[Exercise requirements]
Below are the records; collect from them each line containing the string "vehicles".

— Start Supplied records —

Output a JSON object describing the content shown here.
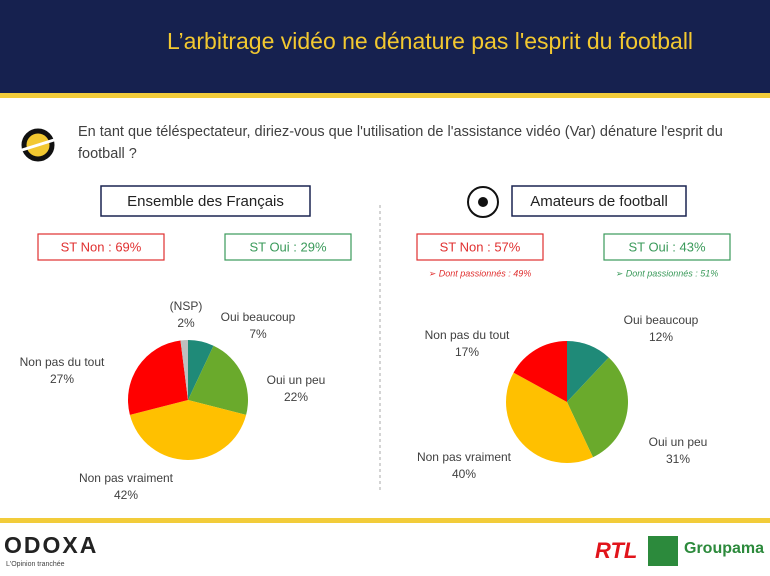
{
  "header": {
    "title": "L’arbitrage vidéo ne dénature pas l'esprit du football"
  },
  "question": "En tant que téléspectateur, diriez-vous que l'utilisation de l'assistance vidéo (Var) dénature l'esprit du football ?",
  "footer": {
    "brand": "ODOXA",
    "tagline": "L'Opinion tranchée",
    "logos": [
      "RTL",
      "Groupama"
    ]
  },
  "chart_data": [
    {
      "type": "pie",
      "title": "Ensemble des Français",
      "summaries": [
        {
          "text": "ST Non : 69%",
          "color": "#e03030"
        },
        {
          "text": "ST Oui : 29%",
          "color": "#3a9a5a"
        }
      ],
      "categories": [
        "Oui beaucoup",
        "Oui un peu",
        "Non pas vraiment",
        "Non pas du tout",
        "(NSP)"
      ],
      "values": [
        7,
        22,
        42,
        27,
        2
      ],
      "value_labels": [
        "7%",
        "22%",
        "42%",
        "27%",
        "2%"
      ],
      "colors": [
        "#1f8a78",
        "#6aaa2c",
        "#ffc000",
        "#ff0000",
        "#bfbfbf"
      ]
    },
    {
      "type": "pie",
      "title": "Amateurs de football",
      "summaries": [
        {
          "text": "ST Non : 57%",
          "color": "#e03030",
          "note": "➢  Dont passionnés : 49%"
        },
        {
          "text": "ST Oui : 43%",
          "color": "#3a9a5a",
          "note": "➢  Dont passionnés : 51%"
        }
      ],
      "categories": [
        "Oui beaucoup",
        "Oui un peu",
        "Non pas vraiment",
        "Non pas du tout"
      ],
      "values": [
        12,
        31,
        40,
        17
      ],
      "value_labels": [
        "12%",
        "31%",
        "40%",
        "17%"
      ],
      "colors": [
        "#1f8a78",
        "#6aaa2c",
        "#ffc000",
        "#ff0000"
      ]
    }
  ]
}
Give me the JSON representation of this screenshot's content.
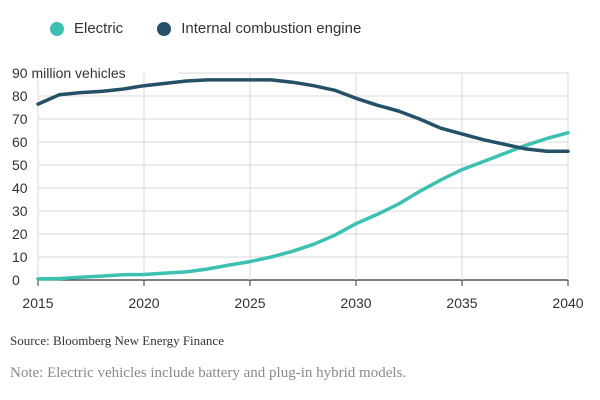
{
  "chart_data": {
    "type": "line",
    "ylabel": "90 million vehicles",
    "ylim": [
      0,
      90
    ],
    "yticks": [
      0,
      10,
      20,
      30,
      40,
      50,
      60,
      70,
      80
    ],
    "xlim": [
      2015,
      2040
    ],
    "xticks": [
      2015,
      2020,
      2025,
      2030,
      2035,
      2040
    ],
    "grid": true,
    "legend_position": "top-left",
    "series": [
      {
        "name": "Electric",
        "color": "#3cc1b0",
        "x": [
          2015,
          2016,
          2017,
          2018,
          2019,
          2020,
          2021,
          2022,
          2023,
          2024,
          2025,
          2026,
          2027,
          2028,
          2029,
          2030,
          2031,
          2032,
          2033,
          2034,
          2035,
          2036,
          2037,
          2038,
          2039,
          2040
        ],
        "values": [
          0.5,
          0.6,
          1.2,
          1.7,
          2.3,
          2.4,
          3.0,
          3.5,
          4.8,
          6.5,
          8.0,
          10.0,
          12.5,
          15.5,
          19.5,
          24.5,
          28.5,
          33.0,
          38.5,
          43.5,
          48.0,
          51.5,
          55.0,
          58.5,
          61.5,
          64.0
        ]
      },
      {
        "name": "Internal combustion engine",
        "color": "#245167",
        "x": [
          2015,
          2016,
          2017,
          2018,
          2019,
          2020,
          2021,
          2022,
          2023,
          2024,
          2025,
          2026,
          2027,
          2028,
          2029,
          2030,
          2031,
          2032,
          2033,
          2034,
          2035,
          2036,
          2037,
          2038,
          2039,
          2040
        ],
        "values": [
          76.5,
          80.5,
          81.5,
          82.0,
          83.0,
          84.5,
          85.5,
          86.5,
          87.0,
          87.0,
          87.0,
          87.0,
          86.0,
          84.5,
          82.5,
          79.0,
          76.0,
          73.5,
          70.0,
          66.0,
          63.5,
          61.0,
          59.0,
          57.0,
          56.0,
          56.0
        ]
      }
    ]
  },
  "footer": {
    "source": "Source: Bloomberg New Energy Finance",
    "note": "Note: Electric vehicles include battery and plug-in hybrid models."
  }
}
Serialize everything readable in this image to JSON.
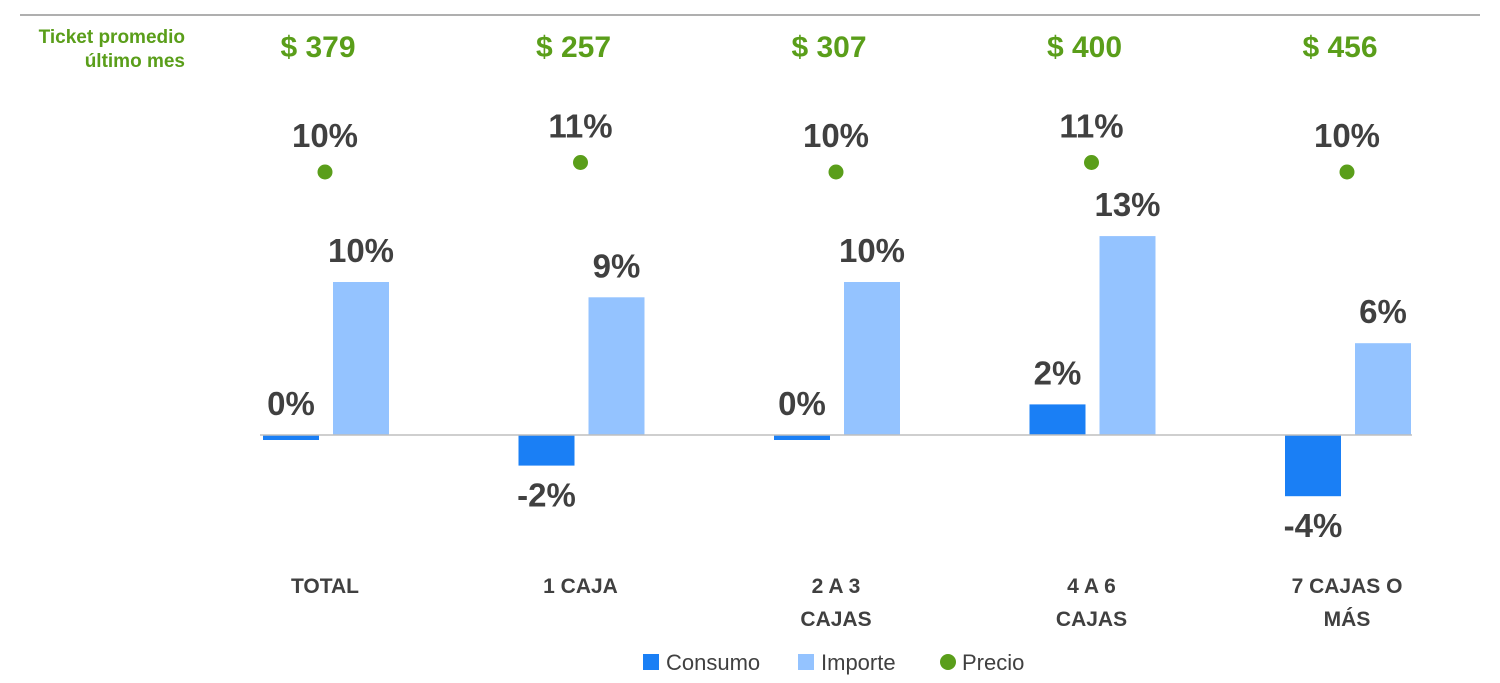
{
  "colors": {
    "consumo": "#1a7ff5",
    "importe": "#94c3ff",
    "precio": "#5a9e1a",
    "ticket_text": "#5a9e1a",
    "label_text": "#404040",
    "axis": "#bfbfbf",
    "top_rule": "#7f7f7f"
  },
  "ticket": {
    "label_line1": "Ticket promedio",
    "label_line2": "último mes",
    "values": [
      "$ 379",
      "$ 257",
      "$ 307",
      "$ 400",
      "$ 456"
    ]
  },
  "chart_data": {
    "type": "bar",
    "categories": [
      [
        "TOTAL"
      ],
      [
        "1 CAJA"
      ],
      [
        "2 A 3",
        "CAJAS"
      ],
      [
        "4 A 6",
        "CAJAS"
      ],
      [
        "7 CAJAS O",
        "MÁS"
      ]
    ],
    "series": [
      {
        "name": "Consumo",
        "type": "bar",
        "values": [
          0,
          -2,
          0,
          2,
          -4
        ],
        "labels": [
          "0%",
          "-2%",
          "0%",
          "2%",
          "-4%"
        ]
      },
      {
        "name": "Importe",
        "type": "bar",
        "values": [
          10,
          9,
          10,
          13,
          6
        ],
        "labels": [
          "10%",
          "9%",
          "10%",
          "13%",
          "6%"
        ]
      },
      {
        "name": "Precio",
        "type": "scatter",
        "values": [
          10,
          11,
          10,
          11,
          10
        ],
        "labels": [
          "10%",
          "11%",
          "10%",
          "11%",
          "10%"
        ]
      }
    ],
    "legend_position": "bottom",
    "grid": false
  }
}
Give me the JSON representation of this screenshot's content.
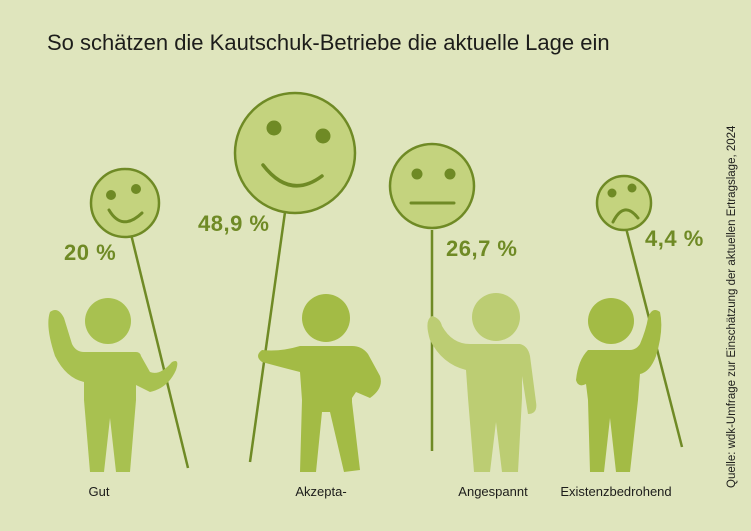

— End Supplied records —

[The completed task]
    "ylabel": "90 million vehicles",
    "note": "Note: Electric vehicles include battery and plug-in hybrid models."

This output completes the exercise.